Bounding box entries:
________________________
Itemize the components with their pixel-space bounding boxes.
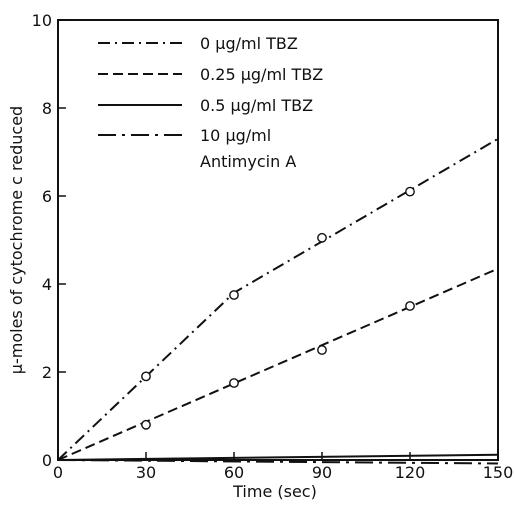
series-line-4 (57, 459, 499, 465)
y-tick-label: 2 (42, 363, 52, 382)
data-point (141, 419, 151, 430)
series-line-1 (57, 137, 499, 461)
x-tick-label: 150 (483, 463, 514, 482)
data-point (405, 186, 415, 197)
data-point (405, 301, 415, 311)
data-point (229, 378, 239, 388)
plot-border (57, 19, 499, 461)
data-point (141, 371, 151, 382)
legend-label-2: 0.25 μg/ml TBZ (200, 65, 323, 84)
axis-ticks: 0 30 60 90 120 150 0 2 4 6 8 10 (32, 11, 514, 482)
data-point (317, 232, 327, 243)
legend: 0 μg/ml TBZ 0.25 μg/ml TBZ 0.5 μg/ml TBZ 10… (98, 34, 323, 171)
x-axis-label: Time (sec) (232, 482, 317, 501)
x-tick-label: 0 (53, 463, 63, 482)
y-tick-label: 8 (42, 99, 52, 118)
series-line-2 (57, 267, 499, 461)
data-point (317, 345, 327, 355)
x-tick-label: 60 (224, 463, 244, 482)
y-tick-label: 0 (42, 451, 52, 470)
legend-label-3: 0.5 μg/ml TBZ (200, 96, 313, 115)
legend-label-1: 0 μg/ml TBZ (200, 34, 298, 53)
x-tick-label: 120 (395, 463, 426, 482)
data-point (229, 290, 239, 300)
y-tick-label: 4 (42, 275, 52, 294)
y-axis-label: μ-moles of cytochrome c reduced (7, 106, 26, 374)
legend-label-4: 10 μg/ml (200, 126, 271, 145)
series-group (57, 137, 499, 465)
x-tick-label: 30 (136, 463, 156, 482)
legend-label-4-line2: Antimycin A (200, 152, 296, 171)
y-tick-label: 10 (32, 11, 52, 30)
plot-frame (57, 19, 499, 461)
series-line-3 (57, 453, 499, 461)
x-tick-label: 90 (312, 463, 332, 482)
y-tick-label: 6 (42, 187, 52, 206)
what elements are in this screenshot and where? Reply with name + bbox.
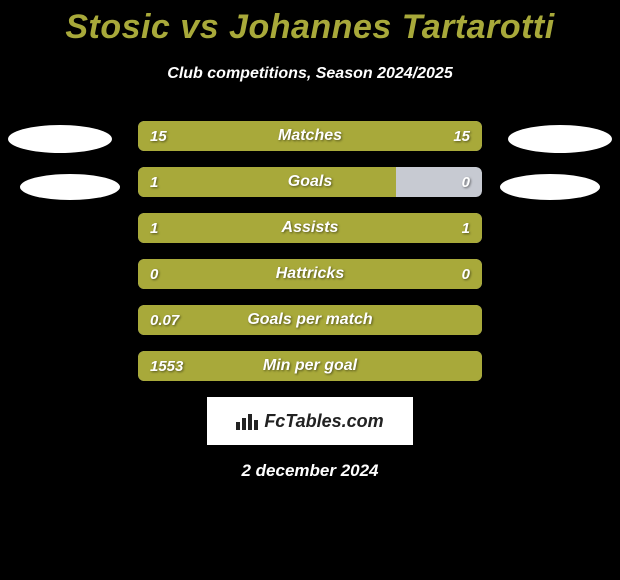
- stat-value-right: 0: [462, 167, 470, 197]
- bar-chart-icon: [236, 412, 258, 430]
- stat-row: 1553Min per goal: [138, 351, 482, 381]
- stat-label: Goals per match: [138, 305, 482, 335]
- stat-value-right: 15: [453, 121, 470, 151]
- player-photo-right-placeholder: [508, 125, 612, 153]
- stat-row: 0Hattricks0: [138, 259, 482, 289]
- page-title: Stosic vs Johannes Tartarotti: [0, 0, 620, 47]
- stat-row: 0.07Goals per match: [138, 305, 482, 335]
- stat-label: Hattricks: [138, 259, 482, 289]
- stat-label: Assists: [138, 213, 482, 243]
- date-label: 2 december 2024: [0, 461, 620, 481]
- stat-value-right: 0: [462, 259, 470, 289]
- stat-row: 1Assists1: [138, 213, 482, 243]
- page-subtitle: Club competitions, Season 2024/2025: [0, 65, 620, 83]
- team-logo-left-placeholder: [20, 174, 120, 200]
- stat-label: Goals: [138, 167, 482, 197]
- stat-row: 15Matches15: [138, 121, 482, 151]
- stat-label: Matches: [138, 121, 482, 151]
- comparison-chart: 15Matches151Goals01Assists10Hattricks00.…: [0, 121, 620, 381]
- stat-value-right: 1: [462, 213, 470, 243]
- source-badge-text: FcTables.com: [264, 411, 383, 432]
- stat-rows: 15Matches151Goals01Assists10Hattricks00.…: [138, 121, 482, 381]
- source-badge: FcTables.com: [207, 397, 413, 445]
- player-photo-left-placeholder: [8, 125, 112, 153]
- team-logo-right-placeholder: [500, 174, 600, 200]
- stat-label: Min per goal: [138, 351, 482, 381]
- stat-row: 1Goals0: [138, 167, 482, 197]
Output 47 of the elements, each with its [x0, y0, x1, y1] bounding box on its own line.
________________________
Reproduce word for word the part of the material that opens with the line containing "series-line-4 (57, 459, 499, 465)" and closes with the line containing "legend-label-2: 0.25 μg/ml", including both of those lines.

series-line-4 (57, 459, 499, 465)
y-tick-label: 2 (42, 363, 52, 382)
data-point (141, 419, 151, 430)
series-line-1 (57, 137, 499, 461)
x-tick-label: 150 (483, 463, 514, 482)
data-point (405, 186, 415, 197)
data-point (405, 301, 415, 311)
data-point (229, 378, 239, 388)
plot-border (57, 19, 499, 461)
data-point (141, 371, 151, 382)
legend-label-2: 0.25 μg/ml TBZ (200, 65, 323, 84)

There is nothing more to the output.